» **TASK**
Pictures do not belong in the copy; transcribe everything else in the records exactly.

» **ROWS**
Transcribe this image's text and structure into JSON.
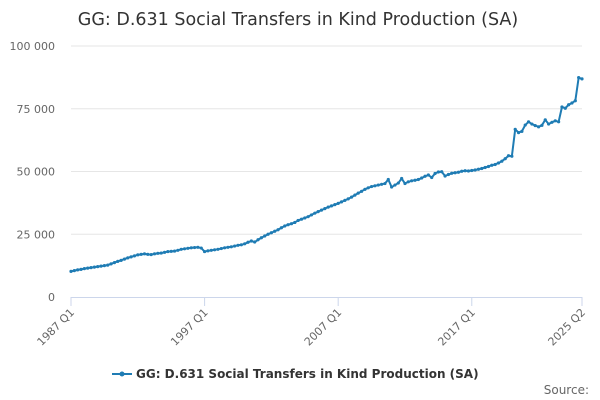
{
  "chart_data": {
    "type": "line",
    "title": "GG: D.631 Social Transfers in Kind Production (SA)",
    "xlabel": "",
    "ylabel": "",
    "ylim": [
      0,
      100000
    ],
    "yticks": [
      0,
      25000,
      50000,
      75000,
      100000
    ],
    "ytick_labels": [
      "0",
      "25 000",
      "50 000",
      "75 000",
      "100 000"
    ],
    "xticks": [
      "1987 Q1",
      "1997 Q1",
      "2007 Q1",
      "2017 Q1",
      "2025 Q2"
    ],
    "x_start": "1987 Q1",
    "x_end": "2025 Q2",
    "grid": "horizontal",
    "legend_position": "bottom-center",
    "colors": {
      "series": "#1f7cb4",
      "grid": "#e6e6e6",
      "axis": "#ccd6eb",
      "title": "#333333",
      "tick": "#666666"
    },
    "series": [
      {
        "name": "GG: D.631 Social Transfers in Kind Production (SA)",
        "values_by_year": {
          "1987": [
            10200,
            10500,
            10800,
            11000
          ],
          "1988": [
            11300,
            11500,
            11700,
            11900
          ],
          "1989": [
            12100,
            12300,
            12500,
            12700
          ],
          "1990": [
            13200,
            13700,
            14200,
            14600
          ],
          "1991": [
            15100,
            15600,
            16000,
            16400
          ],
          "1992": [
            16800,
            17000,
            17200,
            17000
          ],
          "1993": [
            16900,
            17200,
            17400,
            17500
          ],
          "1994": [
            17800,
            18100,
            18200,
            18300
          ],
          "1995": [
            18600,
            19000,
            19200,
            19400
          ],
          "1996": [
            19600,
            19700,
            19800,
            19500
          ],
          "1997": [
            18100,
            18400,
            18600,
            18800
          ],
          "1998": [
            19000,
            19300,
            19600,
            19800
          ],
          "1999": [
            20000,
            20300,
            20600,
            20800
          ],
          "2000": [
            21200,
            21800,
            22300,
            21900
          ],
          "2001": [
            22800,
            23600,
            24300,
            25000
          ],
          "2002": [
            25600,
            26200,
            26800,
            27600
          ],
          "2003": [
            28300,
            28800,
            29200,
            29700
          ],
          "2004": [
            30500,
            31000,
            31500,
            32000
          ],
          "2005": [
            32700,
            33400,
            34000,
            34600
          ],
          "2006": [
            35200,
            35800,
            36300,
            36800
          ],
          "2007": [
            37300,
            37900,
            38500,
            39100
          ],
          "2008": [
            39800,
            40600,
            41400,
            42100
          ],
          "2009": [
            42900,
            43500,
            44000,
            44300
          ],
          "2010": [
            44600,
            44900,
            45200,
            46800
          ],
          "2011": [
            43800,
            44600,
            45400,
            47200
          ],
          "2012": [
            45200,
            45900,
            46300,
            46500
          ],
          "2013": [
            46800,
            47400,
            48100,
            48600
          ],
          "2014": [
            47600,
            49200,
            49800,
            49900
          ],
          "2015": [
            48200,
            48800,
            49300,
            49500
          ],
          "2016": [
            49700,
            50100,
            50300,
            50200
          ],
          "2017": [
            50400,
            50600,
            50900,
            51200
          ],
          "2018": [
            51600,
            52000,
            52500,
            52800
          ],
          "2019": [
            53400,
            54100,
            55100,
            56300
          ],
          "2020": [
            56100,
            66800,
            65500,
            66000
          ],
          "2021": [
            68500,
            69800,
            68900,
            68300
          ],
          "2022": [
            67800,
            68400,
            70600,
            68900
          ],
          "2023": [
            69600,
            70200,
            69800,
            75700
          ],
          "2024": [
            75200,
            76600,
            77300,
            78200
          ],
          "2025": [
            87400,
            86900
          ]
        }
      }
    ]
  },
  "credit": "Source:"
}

» **THE SOLUTION**
Transcribe this image's text and structure into JSON.
{
  "chart_data": {
    "type": "line",
    "title": "GG: D.631 Social Transfers in Kind Production (SA)",
    "xlabel": "",
    "ylabel": "",
    "ylim": [
      0,
      100000
    ],
    "yticks": [
      0,
      25000,
      50000,
      75000,
      100000
    ],
    "ytick_labels": [
      "0",
      "25 000",
      "50 000",
      "75 000",
      "100 000"
    ],
    "xticks": [
      "1987 Q1",
      "1997 Q1",
      "2007 Q1",
      "2017 Q1",
      "2025 Q2"
    ],
    "x_start": "1987 Q1",
    "x_end": "2025 Q2",
    "grid": "horizontal",
    "legend_position": "bottom-center",
    "colors": {
      "series": "#1f7cb4",
      "grid": "#e6e6e6",
      "axis": "#ccd6eb",
      "title": "#333333",
      "tick": "#666666"
    },
    "series": [
      {
        "name": "GG: D.631 Social Transfers in Kind Production (SA)",
        "values_by_year": {
          "1987": [
            10200,
            10500,
            10800,
            11000
          ],
          "1988": [
            11300,
            11500,
            11700,
            11900
          ],
          "1989": [
            12100,
            12300,
            12500,
            12700
          ],
          "1990": [
            13200,
            13700,
            14200,
            14600
          ],
          "1991": [
            15100,
            15600,
            16000,
            16400
          ],
          "1992": [
            16800,
            17000,
            17200,
            17000
          ],
          "1993": [
            16900,
            17200,
            17400,
            17500
          ],
          "1994": [
            17800,
            18100,
            18200,
            18300
          ],
          "1995": [
            18600,
            19000,
            19200,
            19400
          ],
          "1996": [
            19600,
            19700,
            19800,
            19500
          ],
          "1997": [
            18100,
            18400,
            18600,
            18800
          ],
          "1998": [
            19000,
            19300,
            19600,
            19800
          ],
          "1999": [
            20000,
            20300,
            20600,
            20800
          ],
          "2000": [
            21200,
            21800,
            22300,
            21900
          ],
          "2001": [
            22800,
            23600,
            24300,
            25000
          ],
          "2002": [
            25600,
            26200,
            26800,
            27600
          ],
          "2003": [
            28300,
            28800,
            29200,
            29700
          ],
          "2004": [
            30500,
            31000,
            31500,
            32000
          ],
          "2005": [
            32700,
            33400,
            34000,
            34600
          ],
          "2006": [
            35200,
            35800,
            36300,
            36800
          ],
          "2007": [
            37300,
            37900,
            38500,
            39100
          ],
          "2008": [
            39800,
            40600,
            41400,
            42100
          ],
          "2009": [
            42900,
            43500,
            44000,
            44300
          ],
          "2010": [
            44600,
            44900,
            45200,
            46800
          ],
          "2011": [
            43800,
            44600,
            45400,
            47200
          ],
          "2012": [
            45200,
            45900,
            46300,
            46500
          ],
          "2013": [
            46800,
            47400,
            48100,
            48600
          ],
          "2014": [
            47600,
            49200,
            49800,
            49900
          ],
          "2015": [
            48200,
            48800,
            49300,
            49500
          ],
          "2016": [
            49700,
            50100,
            50300,
            50200
          ],
          "2017": [
            50400,
            50600,
            50900,
            51200
          ],
          "2018": [
            51600,
            52000,
            52500,
            52800
          ],
          "2019": [
            53400,
            54100,
            55100,
            56300
          ],
          "2020": [
            56100,
            66800,
            65500,
            66000
          ],
          "2021": [
            68500,
            69800,
            68900,
            68300
          ],
          "2022": [
            67800,
            68400,
            70600,
            68900
          ],
          "2023": [
            69600,
            70200,
            69800,
            75700
          ],
          "2024": [
            75200,
            76600,
            77300,
            78200
          ],
          "2025": [
            87400,
            86900
          ]
        }
      }
    ]
  },
  "credit": "Source:"
}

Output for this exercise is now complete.